The input
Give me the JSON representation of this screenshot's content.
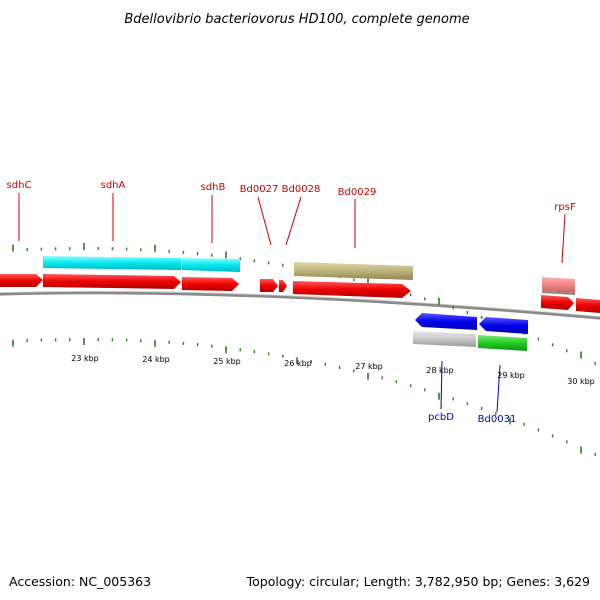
{
  "title": "Bdellovibrio bacteriovorus HD100, complete genome",
  "footer": {
    "accession": "Accession: NC_005363",
    "summary": "Topology: circular; Length: 3,782,950 bp; Genes: 3,629"
  },
  "colors": {
    "forward_label": "#cc0000",
    "reverse_label": "#0000bb",
    "tick": "#2e7d1e",
    "backbone": "#888888"
  },
  "axis_labels": [
    "23 kbp",
    "24 kbp",
    "25 kbp",
    "26 kbp",
    "27 kbp",
    "28 kbp",
    "29 kbp",
    "30 kbp"
  ],
  "forward_gene_labels": [
    "sdhC",
    "sdhA",
    "sdhB",
    "Bd0027",
    "Bd0028",
    "Bd0029",
    "rpsF"
  ],
  "reverse_gene_labels": [
    "pcbD",
    "Bd0031"
  ]
}
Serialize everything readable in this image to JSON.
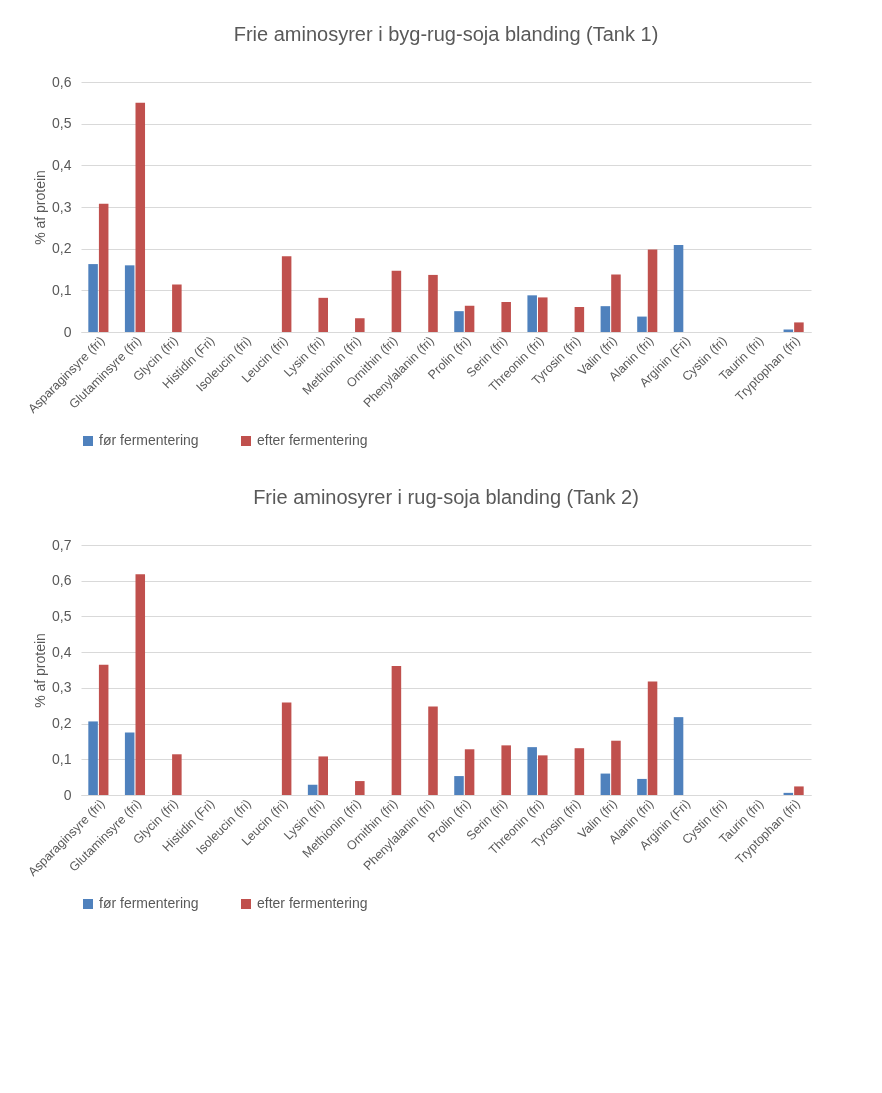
{
  "chart_data": [
    {
      "type": "bar",
      "title": "Frie aminosyrer i byg-rug-soja blanding (Tank 1)",
      "ylabel": "% af protein",
      "categories": [
        "Asparaginsyre (fri)",
        "Glutaminsyre (fri)",
        "Glycin (fri)",
        "Histidin (Fri)",
        "Isoleucin (fri)",
        "Leucin (fri)",
        "Lysin (fri)",
        "Methionin (fri)",
        "Ornithin (fri)",
        "Phenylalanin (fri)",
        "Prolin (fri)",
        "Serin (fri)",
        "Threonin (fri)",
        "Tyrosin (fri)",
        "Valin (fri)",
        "Alanin (fri)",
        "Arginin (Fri)",
        "Cystin (fri)",
        "Taurin (fri)",
        "Tryptophan (fri)"
      ],
      "series": [
        {
          "name": "før fermentering",
          "color": "#4f81bd",
          "values": [
            0.163,
            0.16,
            null,
            null,
            null,
            null,
            null,
            null,
            null,
            null,
            0.05,
            null,
            0.088,
            null,
            0.062,
            0.037,
            0.209,
            null,
            null,
            0.006
          ]
        },
        {
          "name": "efter fermentering",
          "color": "#c0504d",
          "values": [
            0.308,
            0.55,
            0.114,
            null,
            null,
            0.182,
            0.082,
            0.033,
            0.147,
            0.137,
            0.063,
            0.072,
            0.083,
            0.06,
            0.138,
            0.198,
            null,
            null,
            null,
            0.023
          ]
        }
      ],
      "ylim": [
        0,
        0.6
      ],
      "yticks": [
        0,
        {
          "value": 0.1,
          "label": "0,1"
        },
        {
          "value": 0.2,
          "label": "0,2"
        },
        {
          "value": 0.3,
          "label": "0,3"
        },
        {
          "value": 0.4,
          "label": "0,4"
        },
        {
          "value": 0.5,
          "label": "0,5"
        },
        {
          "value": 0.6,
          "label": "0,6"
        }
      ],
      "grid": "y",
      "legend": "bottom"
    },
    {
      "type": "bar",
      "title": "Frie aminosyrer i rug-soja blanding (Tank 2)",
      "ylabel": "% af protein",
      "categories": [
        "Asparaginsyre (fri)",
        "Glutaminsyre (fri)",
        "Glycin (fri)",
        "Histidin (Fri)",
        "Isoleucin (fri)",
        "Leucin (fri)",
        "Lysin (fri)",
        "Methionin (fri)",
        "Ornithin (fri)",
        "Phenylalanin (fri)",
        "Prolin (fri)",
        "Serin (fri)",
        "Threonin (fri)",
        "Tyrosin (fri)",
        "Valin (fri)",
        "Alanin (fri)",
        "Arginin (Fri)",
        "Cystin (fri)",
        "Taurin (fri)",
        "Tryptophan (fri)"
      ],
      "series": [
        {
          "name": "før fermentering",
          "color": "#4f81bd",
          "values": [
            0.206,
            0.175,
            null,
            null,
            null,
            null,
            0.029,
            null,
            null,
            null,
            0.053,
            null,
            0.134,
            null,
            0.06,
            0.045,
            0.218,
            null,
            null,
            0.006
          ]
        },
        {
          "name": "efter fermentering",
          "color": "#c0504d",
          "values": [
            0.365,
            0.618,
            0.114,
            null,
            null,
            0.259,
            0.108,
            0.039,
            0.361,
            0.248,
            0.128,
            0.139,
            0.111,
            0.131,
            0.152,
            0.318,
            null,
            null,
            null,
            0.024
          ]
        }
      ],
      "ylim": [
        0,
        0.7
      ],
      "yticks": [
        0,
        {
          "value": 0.1,
          "label": "0,1"
        },
        {
          "value": 0.2,
          "label": "0,2"
        },
        {
          "value": 0.3,
          "label": "0,3"
        },
        {
          "value": 0.4,
          "label": "0,4"
        },
        {
          "value": 0.5,
          "label": "0,5"
        },
        {
          "value": 0.6,
          "label": "0,6"
        },
        {
          "value": 0.7,
          "label": "0,7"
        }
      ],
      "grid": "y",
      "legend": "bottom"
    }
  ]
}
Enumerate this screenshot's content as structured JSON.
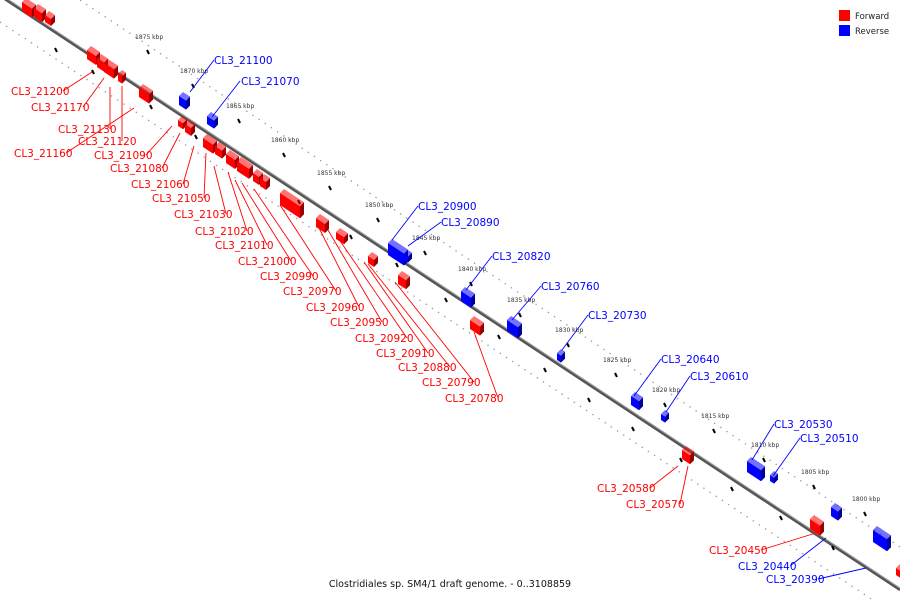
{
  "legend": {
    "forward_label": "Forward",
    "reverse_label": "Reverse",
    "forward_color": "#ff0000",
    "reverse_color": "#0000ff"
  },
  "caption": "Clostridiales sp. SM4/1 draft genome. - 0..3108859",
  "axis_color": "#808080",
  "scale_ticks": [
    "1875 kbp",
    "1870 kbp",
    "1865 kbp",
    "1860 kbp",
    "1855 kbp",
    "1850 kbp",
    "1845 kbp",
    "1840 kbp",
    "1835 kbp",
    "1830 kbp",
    "1825 kbp",
    "1820 kbp",
    "1815 kbp",
    "1810 kbp",
    "1805 kbp",
    "1800 kbp"
  ],
  "forward_genes": [
    "CL3_21200",
    "CL3_21170",
    "CL3_21130",
    "CL3_21120",
    "CL3_21160",
    "CL3_21090",
    "CL3_21080",
    "CL3_21060",
    "CL3_21050",
    "CL3_21030",
    "CL3_21020",
    "CL3_21010",
    "CL3_21000",
    "CL3_20990",
    "CL3_20970",
    "CL3_20960",
    "CL3_20950",
    "CL3_20920",
    "CL3_20910",
    "CL3_20880",
    "CL3_20790",
    "CL3_20780",
    "CL3_20580",
    "CL3_20570",
    "CL3_20450"
  ],
  "reverse_genes": [
    "CL3_21100",
    "CL3_21070",
    "CL3_20900",
    "CL3_20890",
    "CL3_20820",
    "CL3_20760",
    "CL3_20730",
    "CL3_20640",
    "CL3_20610",
    "CL3_20530",
    "CL3_20510",
    "CL3_20440",
    "CL3_20390"
  ]
}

What is being asked
Repeat the listing verbatim. Skip the pictures.

Exercise output
Give me the JSON representation of this screenshot's content.
{
  "title": "Bdellovibrio bacteriovorus HD100, complete genome",
  "footer": {
    "accession": "Accession: NC_005363",
    "summary": "Topology: circular; Length: 3,782,950 bp; Genes: 3,629"
  },
  "colors": {
    "forward_label": "#cc0000",
    "reverse_label": "#0000bb",
    "tick": "#2e7d1e",
    "backbone": "#888888"
  },
  "axis_labels": [
    "23 kbp",
    "24 kbp",
    "25 kbp",
    "26 kbp",
    "27 kbp",
    "28 kbp",
    "29 kbp",
    "30 kbp"
  ],
  "forward_gene_labels": [
    "sdhC",
    "sdhA",
    "sdhB",
    "Bd0027",
    "Bd0028",
    "Bd0029",
    "rpsF"
  ],
  "reverse_gene_labels": [
    "pcbD",
    "Bd0031"
  ]
}
Serialize everything readable in this image to JSON.
{
  "chart_data": [
    {
      "type": "bar",
      "title": "Frie aminosyrer i byg-rug-soja blanding (Tank 1)",
      "ylabel": "% af protein",
      "categories": [
        "Asparaginsyre (fri)",
        "Glutaminsyre (fri)",
        "Glycin (fri)",
        "Histidin (Fri)",
        "Isoleucin (fri)",
        "Leucin (fri)",
        "Lysin (fri)",
        "Methionin (fri)",
        "Ornithin (fri)",
        "Phenylalanin (fri)",
        "Prolin (fri)",
        "Serin (fri)",
        "Threonin (fri)",
        "Tyrosin (fri)",
        "Valin (fri)",
        "Alanin (fri)",
        "Arginin (Fri)",
        "Cystin (fri)",
        "Taurin (fri)",
        "Tryptophan (fri)"
      ],
      "series": [
        {
          "name": "før fermentering",
          "color": "#4f81bd",
          "values": [
            0.163,
            0.16,
            null,
            null,
            null,
            null,
            null,
            null,
            null,
            null,
            0.05,
            null,
            0.088,
            null,
            0.062,
            0.037,
            0.209,
            null,
            null,
            0.006
          ]
        },
        {
          "name": "efter fermentering",
          "color": "#c0504d",
          "values": [
            0.308,
            0.55,
            0.114,
            null,
            null,
            0.182,
            0.082,
            0.033,
            0.147,
            0.137,
            0.063,
            0.072,
            0.083,
            0.06,
            0.138,
            0.198,
            null,
            null,
            null,
            0.023
          ]
        }
      ],
      "ylim": [
        0,
        0.6
      ],
      "yticks": [
        0,
        {
          "value": 0.1,
          "label": "0,1"
        },
        {
          "value": 0.2,
          "label": "0,2"
        },
        {
          "value": 0.3,
          "label": "0,3"
        },
        {
          "value": 0.4,
          "label": "0,4"
        },
        {
          "value": 0.5,
          "label": "0,5"
        },
        {
          "value": 0.6,
          "label": "0,6"
        }
      ],
      "grid": "y",
      "legend": "bottom"
    },
    {
      "type": "bar",
      "title": "Frie aminosyrer i rug-soja blanding (Tank 2)",
      "ylabel": "% af protein",
      "categories": [
        "Asparaginsyre (fri)",
        "Glutaminsyre (fri)",
        "Glycin (fri)",
        "Histidin (Fri)",
        "Isoleucin (fri)",
        "Leucin (fri)",
        "Lysin (fri)",
        "Methionin (fri)",
        "Ornithin (fri)",
        "Phenylalanin (fri)",
        "Prolin (fri)",
        "Serin (fri)",
        "Threonin (fri)",
        "Tyrosin (fri)",
        "Valin (fri)",
        "Alanin (fri)",
        "Arginin (Fri)",
        "Cystin (fri)",
        "Taurin (fri)",
        "Tryptophan (fri)"
      ],
      "series": [
        {
          "name": "før fermentering",
          "color": "#4f81bd",
          "values": [
            0.206,
            0.175,
            null,
            null,
            null,
            null,
            0.029,
            null,
            null,
            null,
            0.053,
            null,
            0.134,
            null,
            0.06,
            0.045,
            0.218,
            null,
            null,
            0.006
          ]
        },
        {
          "name": "efter fermentering",
          "color": "#c0504d",
          "values": [
            0.365,
            0.618,
            0.114,
            null,
            null,
            0.259,
            0.108,
            0.039,
            0.361,
            0.248,
            0.128,
            0.139,
            0.111,
            0.131,
            0.152,
            0.318,
            null,
            null,
            null,
            0.024
          ]
        }
      ],
      "ylim": [
        0,
        0.7
      ],
      "yticks": [
        0,
        {
          "value": 0.1,
          "label": "0,1"
        },
        {
          "value": 0.2,
          "label": "0,2"
        },
        {
          "value": 0.3,
          "label": "0,3"
        },
        {
          "value": 0.4,
          "label": "0,4"
        },
        {
          "value": 0.5,
          "label": "0,5"
        },
        {
          "value": 0.6,
          "label": "0,6"
        },
        {
          "value": 0.7,
          "label": "0,7"
        }
      ],
      "grid": "y",
      "legend": "bottom"
    }
  ]
}
Enumerate this screenshot's content as structured JSON.
{
  "legend": {
    "forward_label": "Forward",
    "reverse_label": "Reverse",
    "forward_color": "#ff0000",
    "reverse_color": "#0000ff"
  },
  "caption": "Clostridiales sp. SM4/1 draft genome. - 0..3108859",
  "axis_color": "#808080",
  "scale_ticks": [
    "1875 kbp",
    "1870 kbp",
    "1865 kbp",
    "1860 kbp",
    "1855 kbp",
    "1850 kbp",
    "1845 kbp",
    "1840 kbp",
    "1835 kbp",
    "1830 kbp",
    "1825 kbp",
    "1820 kbp",
    "1815 kbp",
    "1810 kbp",
    "1805 kbp",
    "1800 kbp"
  ],
  "forward_genes": [
    "CL3_21200",
    "CL3_21170",
    "CL3_21130",
    "CL3_21120",
    "CL3_21160",
    "CL3_21090",
    "CL3_21080",
    "CL3_21060",
    "CL3_21050",
    "CL3_21030",
    "CL3_21020",
    "CL3_21010",
    "CL3_21000",
    "CL3_20990",
    "CL3_20970",
    "CL3_20960",
    "CL3_20950",
    "CL3_20920",
    "CL3_20910",
    "CL3_20880",
    "CL3_20790",
    "CL3_20780",
    "CL3_20580",
    "CL3_20570",
    "CL3_20450"
  ],
  "reverse_genes": [
    "CL3_21100",
    "CL3_21070",
    "CL3_20900",
    "CL3_20890",
    "CL3_20820",
    "CL3_20760",
    "CL3_20730",
    "CL3_20640",
    "CL3_20610",
    "CL3_20530",
    "CL3_20510",
    "CL3_20440",
    "CL3_20390"
  ]
}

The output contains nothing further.